→ Task to complete:
Answer with a single number: the count of lines that hold "Live".

····················

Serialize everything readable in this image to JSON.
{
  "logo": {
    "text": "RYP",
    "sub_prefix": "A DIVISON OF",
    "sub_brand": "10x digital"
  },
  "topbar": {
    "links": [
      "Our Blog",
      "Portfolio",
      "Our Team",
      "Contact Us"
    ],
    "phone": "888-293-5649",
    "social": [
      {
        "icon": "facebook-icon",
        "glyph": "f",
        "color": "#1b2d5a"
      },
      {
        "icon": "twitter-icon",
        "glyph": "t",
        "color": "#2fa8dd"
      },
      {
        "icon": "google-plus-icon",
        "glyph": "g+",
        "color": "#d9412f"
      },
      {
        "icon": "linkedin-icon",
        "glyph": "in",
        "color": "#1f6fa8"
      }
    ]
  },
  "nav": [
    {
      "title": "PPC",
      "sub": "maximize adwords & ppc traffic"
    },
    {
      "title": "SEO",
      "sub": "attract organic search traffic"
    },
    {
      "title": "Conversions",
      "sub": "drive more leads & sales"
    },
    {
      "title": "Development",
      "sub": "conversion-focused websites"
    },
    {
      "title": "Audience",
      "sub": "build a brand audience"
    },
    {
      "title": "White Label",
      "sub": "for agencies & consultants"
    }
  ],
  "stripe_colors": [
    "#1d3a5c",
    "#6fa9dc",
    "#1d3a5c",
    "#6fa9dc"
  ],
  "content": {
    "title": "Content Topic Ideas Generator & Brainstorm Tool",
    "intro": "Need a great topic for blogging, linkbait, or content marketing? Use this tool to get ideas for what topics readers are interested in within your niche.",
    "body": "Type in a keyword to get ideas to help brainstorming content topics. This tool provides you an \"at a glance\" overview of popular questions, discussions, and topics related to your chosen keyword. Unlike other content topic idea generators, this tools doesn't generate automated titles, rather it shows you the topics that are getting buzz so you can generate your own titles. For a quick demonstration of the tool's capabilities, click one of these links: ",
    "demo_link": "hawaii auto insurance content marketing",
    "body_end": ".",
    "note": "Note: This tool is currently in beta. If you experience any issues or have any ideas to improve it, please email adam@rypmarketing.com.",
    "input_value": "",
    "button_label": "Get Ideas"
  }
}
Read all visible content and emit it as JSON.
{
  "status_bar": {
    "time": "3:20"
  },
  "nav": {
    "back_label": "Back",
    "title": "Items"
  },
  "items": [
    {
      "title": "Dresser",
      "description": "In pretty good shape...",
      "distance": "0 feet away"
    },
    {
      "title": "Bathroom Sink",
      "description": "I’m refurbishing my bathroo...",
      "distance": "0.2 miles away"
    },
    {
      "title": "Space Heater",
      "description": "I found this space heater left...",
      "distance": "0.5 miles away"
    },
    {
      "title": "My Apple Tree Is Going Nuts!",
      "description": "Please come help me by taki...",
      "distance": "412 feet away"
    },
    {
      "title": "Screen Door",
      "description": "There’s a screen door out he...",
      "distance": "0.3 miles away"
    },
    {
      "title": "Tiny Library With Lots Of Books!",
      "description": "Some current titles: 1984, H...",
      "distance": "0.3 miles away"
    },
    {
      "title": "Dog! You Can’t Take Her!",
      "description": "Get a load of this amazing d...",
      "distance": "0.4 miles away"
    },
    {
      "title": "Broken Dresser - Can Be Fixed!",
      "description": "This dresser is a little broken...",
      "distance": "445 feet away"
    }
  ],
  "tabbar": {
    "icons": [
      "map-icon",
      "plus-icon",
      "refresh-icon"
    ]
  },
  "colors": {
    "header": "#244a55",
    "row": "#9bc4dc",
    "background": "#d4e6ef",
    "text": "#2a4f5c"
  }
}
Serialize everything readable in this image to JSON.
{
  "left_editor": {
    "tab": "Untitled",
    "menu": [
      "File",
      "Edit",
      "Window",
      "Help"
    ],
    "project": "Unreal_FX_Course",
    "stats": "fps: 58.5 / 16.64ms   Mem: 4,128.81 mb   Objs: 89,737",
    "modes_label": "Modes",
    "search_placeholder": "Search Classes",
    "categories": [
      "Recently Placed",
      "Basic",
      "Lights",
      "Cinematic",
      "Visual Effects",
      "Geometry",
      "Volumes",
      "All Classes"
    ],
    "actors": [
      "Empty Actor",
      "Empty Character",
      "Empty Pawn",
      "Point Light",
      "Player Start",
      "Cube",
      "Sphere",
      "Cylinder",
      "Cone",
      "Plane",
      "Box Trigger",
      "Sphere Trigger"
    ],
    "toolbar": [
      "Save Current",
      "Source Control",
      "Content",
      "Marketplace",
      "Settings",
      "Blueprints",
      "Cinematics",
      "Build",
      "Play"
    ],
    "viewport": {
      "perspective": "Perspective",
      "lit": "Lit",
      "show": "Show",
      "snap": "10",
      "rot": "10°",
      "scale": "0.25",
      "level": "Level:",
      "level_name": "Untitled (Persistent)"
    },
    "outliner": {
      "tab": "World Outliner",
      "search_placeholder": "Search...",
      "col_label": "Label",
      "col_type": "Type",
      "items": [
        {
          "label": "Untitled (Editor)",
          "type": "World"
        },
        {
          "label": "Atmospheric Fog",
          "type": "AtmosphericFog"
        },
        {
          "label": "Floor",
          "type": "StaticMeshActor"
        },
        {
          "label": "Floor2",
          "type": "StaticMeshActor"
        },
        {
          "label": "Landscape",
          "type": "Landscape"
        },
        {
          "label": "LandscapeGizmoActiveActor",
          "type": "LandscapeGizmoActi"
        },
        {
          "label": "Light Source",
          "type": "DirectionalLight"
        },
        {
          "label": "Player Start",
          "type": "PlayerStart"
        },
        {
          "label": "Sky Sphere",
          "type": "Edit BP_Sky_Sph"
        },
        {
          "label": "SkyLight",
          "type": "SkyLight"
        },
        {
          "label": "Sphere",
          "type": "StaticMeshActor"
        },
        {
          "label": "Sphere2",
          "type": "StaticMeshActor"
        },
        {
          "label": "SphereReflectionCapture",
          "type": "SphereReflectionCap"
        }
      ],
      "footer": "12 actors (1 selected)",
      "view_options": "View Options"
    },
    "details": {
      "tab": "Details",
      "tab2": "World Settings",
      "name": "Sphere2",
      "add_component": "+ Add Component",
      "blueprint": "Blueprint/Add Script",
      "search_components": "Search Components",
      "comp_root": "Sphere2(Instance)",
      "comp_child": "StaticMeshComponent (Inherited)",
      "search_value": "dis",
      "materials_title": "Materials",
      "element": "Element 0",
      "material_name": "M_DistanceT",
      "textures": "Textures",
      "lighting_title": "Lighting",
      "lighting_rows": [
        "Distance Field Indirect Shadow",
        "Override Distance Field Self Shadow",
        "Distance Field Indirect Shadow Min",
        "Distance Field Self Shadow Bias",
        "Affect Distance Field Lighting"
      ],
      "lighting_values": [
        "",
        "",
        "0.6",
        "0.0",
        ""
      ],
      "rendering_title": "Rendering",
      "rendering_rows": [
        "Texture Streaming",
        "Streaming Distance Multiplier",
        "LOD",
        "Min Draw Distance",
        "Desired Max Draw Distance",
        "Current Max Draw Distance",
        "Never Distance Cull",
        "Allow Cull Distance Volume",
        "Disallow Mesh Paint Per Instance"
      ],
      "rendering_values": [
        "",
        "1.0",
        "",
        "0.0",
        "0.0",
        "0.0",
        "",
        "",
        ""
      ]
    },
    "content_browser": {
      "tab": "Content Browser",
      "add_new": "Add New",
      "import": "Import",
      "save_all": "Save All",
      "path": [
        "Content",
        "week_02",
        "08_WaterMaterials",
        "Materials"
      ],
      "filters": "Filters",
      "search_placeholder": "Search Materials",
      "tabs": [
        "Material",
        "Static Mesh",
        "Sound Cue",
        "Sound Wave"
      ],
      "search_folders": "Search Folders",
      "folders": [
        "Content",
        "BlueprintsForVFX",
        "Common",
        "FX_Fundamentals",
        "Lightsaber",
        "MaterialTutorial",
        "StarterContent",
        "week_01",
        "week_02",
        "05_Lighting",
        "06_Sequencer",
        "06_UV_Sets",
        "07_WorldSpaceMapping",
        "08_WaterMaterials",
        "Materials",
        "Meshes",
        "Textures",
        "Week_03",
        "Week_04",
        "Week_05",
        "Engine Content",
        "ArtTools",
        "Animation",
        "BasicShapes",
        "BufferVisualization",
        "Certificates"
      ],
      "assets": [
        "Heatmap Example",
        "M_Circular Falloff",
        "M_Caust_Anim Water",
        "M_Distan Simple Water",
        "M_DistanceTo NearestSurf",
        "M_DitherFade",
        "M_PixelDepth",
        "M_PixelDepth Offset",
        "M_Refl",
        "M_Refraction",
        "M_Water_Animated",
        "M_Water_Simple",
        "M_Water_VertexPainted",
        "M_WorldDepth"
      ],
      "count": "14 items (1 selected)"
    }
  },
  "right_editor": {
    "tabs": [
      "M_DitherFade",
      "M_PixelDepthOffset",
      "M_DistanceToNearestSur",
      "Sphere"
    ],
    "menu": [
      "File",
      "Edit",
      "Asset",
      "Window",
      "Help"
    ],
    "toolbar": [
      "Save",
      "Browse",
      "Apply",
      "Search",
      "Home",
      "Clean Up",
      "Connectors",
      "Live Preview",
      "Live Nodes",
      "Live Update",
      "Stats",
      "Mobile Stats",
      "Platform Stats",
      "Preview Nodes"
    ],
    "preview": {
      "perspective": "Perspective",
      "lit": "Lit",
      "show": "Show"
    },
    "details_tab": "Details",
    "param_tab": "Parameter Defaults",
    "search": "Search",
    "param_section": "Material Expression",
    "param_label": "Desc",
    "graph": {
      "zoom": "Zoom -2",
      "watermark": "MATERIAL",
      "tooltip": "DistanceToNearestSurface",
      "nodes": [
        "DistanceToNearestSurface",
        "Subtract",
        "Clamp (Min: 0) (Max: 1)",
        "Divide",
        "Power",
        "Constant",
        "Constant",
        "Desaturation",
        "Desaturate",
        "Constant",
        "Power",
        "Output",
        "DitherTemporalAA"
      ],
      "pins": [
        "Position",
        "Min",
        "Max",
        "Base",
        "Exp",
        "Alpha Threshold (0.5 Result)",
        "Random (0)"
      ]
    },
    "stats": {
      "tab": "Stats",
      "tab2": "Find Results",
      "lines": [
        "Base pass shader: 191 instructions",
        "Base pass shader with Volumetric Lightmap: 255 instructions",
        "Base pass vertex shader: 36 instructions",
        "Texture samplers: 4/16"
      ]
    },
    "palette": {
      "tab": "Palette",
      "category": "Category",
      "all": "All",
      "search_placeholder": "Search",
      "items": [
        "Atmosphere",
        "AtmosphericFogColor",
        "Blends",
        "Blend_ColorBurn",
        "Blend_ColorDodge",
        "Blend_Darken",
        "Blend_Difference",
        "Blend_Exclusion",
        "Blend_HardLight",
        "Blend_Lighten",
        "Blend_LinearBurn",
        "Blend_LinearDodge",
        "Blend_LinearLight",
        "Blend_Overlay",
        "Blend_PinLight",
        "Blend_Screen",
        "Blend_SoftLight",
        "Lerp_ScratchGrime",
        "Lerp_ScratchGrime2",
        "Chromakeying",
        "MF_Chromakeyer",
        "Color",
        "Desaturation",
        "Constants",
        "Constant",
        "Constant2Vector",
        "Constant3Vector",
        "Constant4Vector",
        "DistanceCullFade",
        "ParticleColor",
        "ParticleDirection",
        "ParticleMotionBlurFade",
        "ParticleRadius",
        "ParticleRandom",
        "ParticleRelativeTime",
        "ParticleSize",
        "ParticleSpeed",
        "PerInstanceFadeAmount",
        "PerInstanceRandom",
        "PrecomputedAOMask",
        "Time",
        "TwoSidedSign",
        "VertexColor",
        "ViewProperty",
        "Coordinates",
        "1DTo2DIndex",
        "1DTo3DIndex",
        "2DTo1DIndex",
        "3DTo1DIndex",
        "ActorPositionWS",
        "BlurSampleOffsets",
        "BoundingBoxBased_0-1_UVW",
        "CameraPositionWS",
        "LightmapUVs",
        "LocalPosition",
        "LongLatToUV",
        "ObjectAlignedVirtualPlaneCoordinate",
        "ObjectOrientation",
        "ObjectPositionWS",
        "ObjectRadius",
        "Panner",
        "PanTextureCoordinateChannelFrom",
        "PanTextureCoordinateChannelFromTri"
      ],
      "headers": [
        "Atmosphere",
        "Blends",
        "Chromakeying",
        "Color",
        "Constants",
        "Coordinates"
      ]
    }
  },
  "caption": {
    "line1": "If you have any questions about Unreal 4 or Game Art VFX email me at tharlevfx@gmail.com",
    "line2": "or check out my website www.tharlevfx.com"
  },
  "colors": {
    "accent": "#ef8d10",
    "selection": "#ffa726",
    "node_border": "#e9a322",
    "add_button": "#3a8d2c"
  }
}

····················

→ Final answer:
3